#### SELECTED EXCERPT:

begin

NOTES TO CONDENSED CONSOLIDATED FINANCIAL STATEMENTS

For the Three Month Period Ended December 31, 2008

(Unaudited)

The condensed consolidated financial statements include our accounts and the accounts of our partially-owned consolidated subsidiaries. Unless the context otherwise requires, “we”, “us”, “our”, “RockTenn” and “the Company” refer to the business of Rock-Tenn Company, its wholly-owned subsidiaries and its partially-owned consolidated subsidiaries. Our references to the business of Rock-Tenn Company do not include entities that we do not consolidate but account for using the equity method.

We are primarily a manufacturer of packaging products, recycled paperboard, containerboard, bleached paperboard and merchandising displays.

Note 1. Interim Financial Statements

Our independent public accounting firm has not audited our accompanying interim financial statements. We derived the condensed consolidated balance sheet at September 30, 2008 from the audited consolidated financial statements included in our Annual Report on Form 10-K for the fiscal year ended September 30, 2008 (the “Fiscal 2008 Form 10-K”). In the opinion of our management, the condensed consolidated financial statements reflect all adjustments, which are of a normal recurring nature, necessary for a fair presentation of our results of operations for the three months ended December 31, 2008 and 2007, our financial position at December 31, 2008 and September 30, 2008, and our cash flows for the three months ended December 31, 2008 and 2007.

We have condensed or omitted certain notes and other information from the interim financial statements presented in this Quarterly Report on Form 10-Q. Therefore, these interim statements should be read in conjunction with our Fiscal 2008 Form 10-K.

The results for the three months ended December 31, 2008 are not necessarily indicative of results that may be expected for the full year.

Note 2. New Accounting Standards

Recently Adopted Standards

We adopted Statement of Accounting Standards No. 157, “Fair Value Measurements” (“SFAS 157”) as of October 1, 2008, the beginning of our current fiscal year. See “Note 10. Fair Value.

end

#### STATED GOAL 1:
Repeat the part of the financial statement notes that opens with the words containing "We adopted Statement" and closes with "10. Fair Value.".
#### STATED GOAL 2:
Carry on writing the financial statement notes from the point where they stop.
The material after this point is separate from the financial statement notes.

#### SUPPLIED MATERIAL:
begin

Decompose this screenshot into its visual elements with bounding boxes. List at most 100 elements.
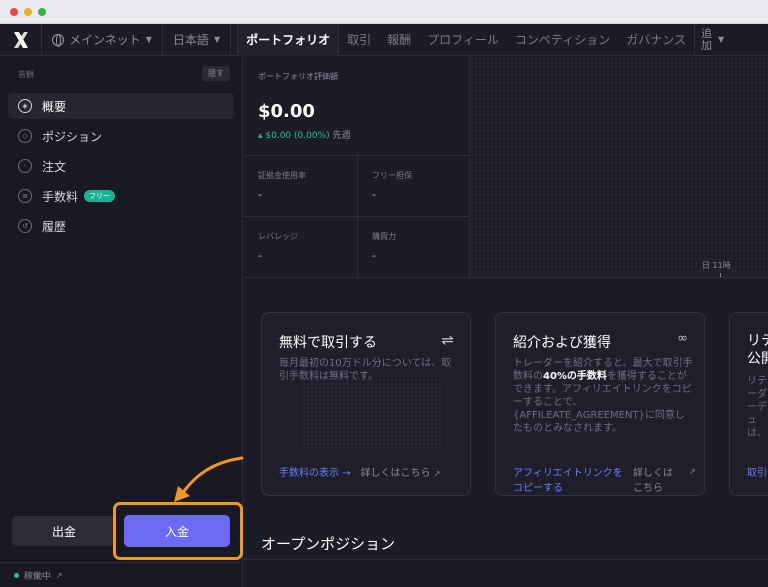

end

#### RIGHT ANSWER 1:
We adopted Statement of Accounting Standards No. 157, “Fair Value Measurements” (“SFAS 157”) as of October 1, 2008, the beginning of our current fiscal year. See “Note 10. Fair Value.

#### RIGHT ANSWER 2:
Recently Issued Standards

In December 2007, the Financial Accounting Standards Board (“FASB”) issued SFAS No. 141 (revised 2007), “Business Combinations” (“SFAS 141(R)”). SFAS 141(R) expands the definition of a business combination and requires the fair value of the purchase price of an acquisition, including the issuance of equity securities, to be determined on the acquisition date. SFAS 141(R) also requires that all assets, liabilities, contingent considerations, and contingencies of an acquired business be recorded at fair value at the acquisition date. In addition, SFAS 141(R) requires that acquisition costs generally be expensed as incurred, restructuring costs generally be expensed in periods subsequent to the acquisition date, and changes in deferred tax asset valuation allowances and acquired income tax uncertainties after the measurement period impact income tax expense. SFAS 141(R) is effective for fiscal years beginning after December 15, 2008 (October 1, 2009 for us) with early adoption prohibited. We are currently evaluating the effect the implementation of SFAS 141(R) will have on our consolidated financial statements.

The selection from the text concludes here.